── Records for this task

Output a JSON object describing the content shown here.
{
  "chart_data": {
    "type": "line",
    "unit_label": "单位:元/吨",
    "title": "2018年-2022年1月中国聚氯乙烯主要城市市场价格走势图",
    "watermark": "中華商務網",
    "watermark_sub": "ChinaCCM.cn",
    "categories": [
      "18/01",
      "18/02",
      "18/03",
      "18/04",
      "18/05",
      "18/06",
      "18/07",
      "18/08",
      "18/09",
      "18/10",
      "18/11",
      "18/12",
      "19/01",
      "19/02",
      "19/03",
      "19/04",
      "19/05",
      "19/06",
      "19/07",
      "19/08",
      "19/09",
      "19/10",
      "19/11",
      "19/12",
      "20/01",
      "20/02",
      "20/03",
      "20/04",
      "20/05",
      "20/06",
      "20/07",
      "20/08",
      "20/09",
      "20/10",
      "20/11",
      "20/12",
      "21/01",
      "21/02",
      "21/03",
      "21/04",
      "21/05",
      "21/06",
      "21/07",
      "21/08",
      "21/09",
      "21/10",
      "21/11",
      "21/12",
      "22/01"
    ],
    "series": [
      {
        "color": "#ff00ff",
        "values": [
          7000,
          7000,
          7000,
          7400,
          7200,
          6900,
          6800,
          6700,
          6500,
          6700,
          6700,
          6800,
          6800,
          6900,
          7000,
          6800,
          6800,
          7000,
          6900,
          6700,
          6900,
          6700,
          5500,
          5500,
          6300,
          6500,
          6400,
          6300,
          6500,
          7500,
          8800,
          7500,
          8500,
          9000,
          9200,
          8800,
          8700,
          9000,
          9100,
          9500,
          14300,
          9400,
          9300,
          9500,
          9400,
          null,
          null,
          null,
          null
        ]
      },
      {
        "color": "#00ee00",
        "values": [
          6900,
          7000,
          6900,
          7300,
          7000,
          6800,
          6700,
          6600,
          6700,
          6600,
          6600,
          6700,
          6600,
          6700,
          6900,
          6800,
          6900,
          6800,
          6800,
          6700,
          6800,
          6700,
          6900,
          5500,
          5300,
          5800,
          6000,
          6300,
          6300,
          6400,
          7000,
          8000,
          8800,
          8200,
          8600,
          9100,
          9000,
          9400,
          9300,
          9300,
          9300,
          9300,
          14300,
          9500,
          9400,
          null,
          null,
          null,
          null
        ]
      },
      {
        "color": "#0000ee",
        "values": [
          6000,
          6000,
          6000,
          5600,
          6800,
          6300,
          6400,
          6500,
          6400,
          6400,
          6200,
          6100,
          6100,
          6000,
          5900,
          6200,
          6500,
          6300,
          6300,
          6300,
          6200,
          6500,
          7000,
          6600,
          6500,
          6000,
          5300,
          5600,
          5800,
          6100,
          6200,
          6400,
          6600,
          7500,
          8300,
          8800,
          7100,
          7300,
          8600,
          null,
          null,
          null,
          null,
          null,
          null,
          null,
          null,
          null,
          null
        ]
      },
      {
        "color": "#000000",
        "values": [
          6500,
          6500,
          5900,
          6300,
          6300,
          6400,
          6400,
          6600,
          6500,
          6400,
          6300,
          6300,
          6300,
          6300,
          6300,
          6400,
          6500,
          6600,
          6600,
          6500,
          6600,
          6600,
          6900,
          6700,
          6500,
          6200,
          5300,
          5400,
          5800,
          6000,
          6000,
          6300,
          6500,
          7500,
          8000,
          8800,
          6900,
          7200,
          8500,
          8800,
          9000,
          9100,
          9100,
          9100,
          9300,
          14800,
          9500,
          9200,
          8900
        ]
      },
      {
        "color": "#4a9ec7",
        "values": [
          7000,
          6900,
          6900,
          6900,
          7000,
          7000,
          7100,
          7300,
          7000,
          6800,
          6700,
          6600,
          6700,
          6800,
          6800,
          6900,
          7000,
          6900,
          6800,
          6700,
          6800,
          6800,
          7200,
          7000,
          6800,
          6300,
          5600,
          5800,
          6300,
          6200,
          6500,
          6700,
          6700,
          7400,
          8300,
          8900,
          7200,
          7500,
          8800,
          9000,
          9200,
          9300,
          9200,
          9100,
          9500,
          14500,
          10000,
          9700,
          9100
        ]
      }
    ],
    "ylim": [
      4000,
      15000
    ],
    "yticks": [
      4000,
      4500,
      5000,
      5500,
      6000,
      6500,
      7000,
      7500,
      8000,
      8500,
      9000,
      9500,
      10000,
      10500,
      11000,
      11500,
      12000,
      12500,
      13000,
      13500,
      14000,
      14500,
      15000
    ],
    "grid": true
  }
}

────

**Your goal**
How many lines in the listing above contain "color"? Answer with the number alone.

**Solved problem**
5